→ Set exercise
Repeat, exactly and completely, the entries shown underneath.

+--

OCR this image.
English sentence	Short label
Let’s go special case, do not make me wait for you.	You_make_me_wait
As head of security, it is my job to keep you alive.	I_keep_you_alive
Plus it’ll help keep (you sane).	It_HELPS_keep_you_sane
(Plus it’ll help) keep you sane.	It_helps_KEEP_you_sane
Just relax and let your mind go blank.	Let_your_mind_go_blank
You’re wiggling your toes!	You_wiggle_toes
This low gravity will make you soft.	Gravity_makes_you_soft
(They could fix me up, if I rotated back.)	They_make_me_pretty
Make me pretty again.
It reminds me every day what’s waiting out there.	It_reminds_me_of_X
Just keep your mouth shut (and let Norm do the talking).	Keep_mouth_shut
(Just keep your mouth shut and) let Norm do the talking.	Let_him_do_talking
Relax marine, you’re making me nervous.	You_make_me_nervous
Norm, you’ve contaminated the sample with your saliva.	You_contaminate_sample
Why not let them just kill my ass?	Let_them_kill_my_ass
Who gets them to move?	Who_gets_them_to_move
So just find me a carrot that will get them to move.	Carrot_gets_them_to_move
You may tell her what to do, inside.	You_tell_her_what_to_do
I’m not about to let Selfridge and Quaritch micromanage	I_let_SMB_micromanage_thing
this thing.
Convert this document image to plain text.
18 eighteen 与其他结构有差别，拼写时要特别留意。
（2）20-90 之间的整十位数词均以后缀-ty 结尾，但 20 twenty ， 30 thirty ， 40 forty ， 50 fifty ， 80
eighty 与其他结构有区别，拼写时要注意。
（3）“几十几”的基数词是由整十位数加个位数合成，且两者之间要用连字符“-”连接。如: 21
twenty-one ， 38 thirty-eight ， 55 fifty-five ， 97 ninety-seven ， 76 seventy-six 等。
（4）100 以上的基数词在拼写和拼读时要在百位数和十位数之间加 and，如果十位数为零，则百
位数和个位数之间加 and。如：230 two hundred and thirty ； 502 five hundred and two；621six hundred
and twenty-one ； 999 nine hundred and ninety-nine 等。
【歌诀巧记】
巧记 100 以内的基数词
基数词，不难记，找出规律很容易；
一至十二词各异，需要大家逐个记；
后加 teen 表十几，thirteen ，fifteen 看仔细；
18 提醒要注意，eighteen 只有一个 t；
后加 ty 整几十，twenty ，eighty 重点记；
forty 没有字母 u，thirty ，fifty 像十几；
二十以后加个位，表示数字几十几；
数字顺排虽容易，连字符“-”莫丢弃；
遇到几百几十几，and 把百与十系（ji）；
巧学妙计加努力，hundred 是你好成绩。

+--

→ The output
OCR this image.
English sentence	Short label
Let’s go special case, do not make me wait for you.	You_make_me_wait
As head of security, it is my job to keep you alive.	I_keep_you_alive
Plus it’ll help keep (you sane).	It_HELPS_keep_you_sane
(Plus it’ll help) keep you sane.	It_helps_KEEP_you_sane
Just relax and let your mind go blank.	Let_your_mind_go_blank
You’re wiggling your toes!	You_wiggle_toes
This low gravity will make you soft.	Gravity_makes_you_soft
(They could fix me up, if I rotated back.)	They_make_me_pretty
Make me pretty again.
It reminds me every day what’s waiting out there.	It_reminds_me_of_X
Just keep your mouth shut (and let Norm do the talking).	Keep_mouth_shut
(Just keep your mouth shut and) let Norm do the talking.	Let_him_do_talking
Relax marine, you’re making me nervous.	You_make_me_nervous
Norm, you’ve contaminated the sample with your saliva.	You_contaminate_sample
Why not let them just kill my ass?	Let_them_kill_my_ass
Who gets them to move?	Who_gets_them_to_move
So just find me a carrot that will get them to move.	Carrot_gets_them_to_move
You may tell her what to do, inside.	You_tell_her_what_to_do
I’m not about to let Selfridge and Quaritch micromanage	I_let_SMB_micromanage_thing
this thing.
Convert this document image to plain text.
18 eighteen 与其他结构有差别，拼写时要特别留意。
（2）20-90 之间的整十位数词均以后缀-ty 结尾，但 20 twenty ， 30 thirty ， 40 forty ， 50 fifty ， 80
eighty 与其他结构有区别，拼写时要注意。
（3）“几十几”的基数词是由整十位数加个位数合成，且两者之间要用连字符“-”连接。如: 21
twenty-one ， 38 thirty-eight ， 55 fifty-five ， 97 ninety-seven ， 76 seventy-six 等。
（4）100 以上的基数词在拼写和拼读时要在百位数和十位数之间加 and，如果十位数为零，则百
位数和个位数之间加 and。如：230 two hundred and thirty ； 502 five hundred and two；621six hundred
and twenty-one ； 999 nine hundred and ninety-nine 等。
【歌诀巧记】
巧记 100 以内的基数词
基数词，不难记，找出规律很容易；
一至十二词各异，需要大家逐个记；
后加 teen 表十几，thirteen ，fifteen 看仔细；
18 提醒要注意，eighteen 只有一个 t；
后加 ty 整几十，twenty ，eighty 重点记；
forty 没有字母 u，thirty ，fifty 像十几；
二十以后加个位，表示数字几十几；
数字顺排虽容易，连字符“-”莫丢弃；
遇到几百几十几，and 把百与十系（ji）；
巧学妙计加努力，hundred 是你好成绩。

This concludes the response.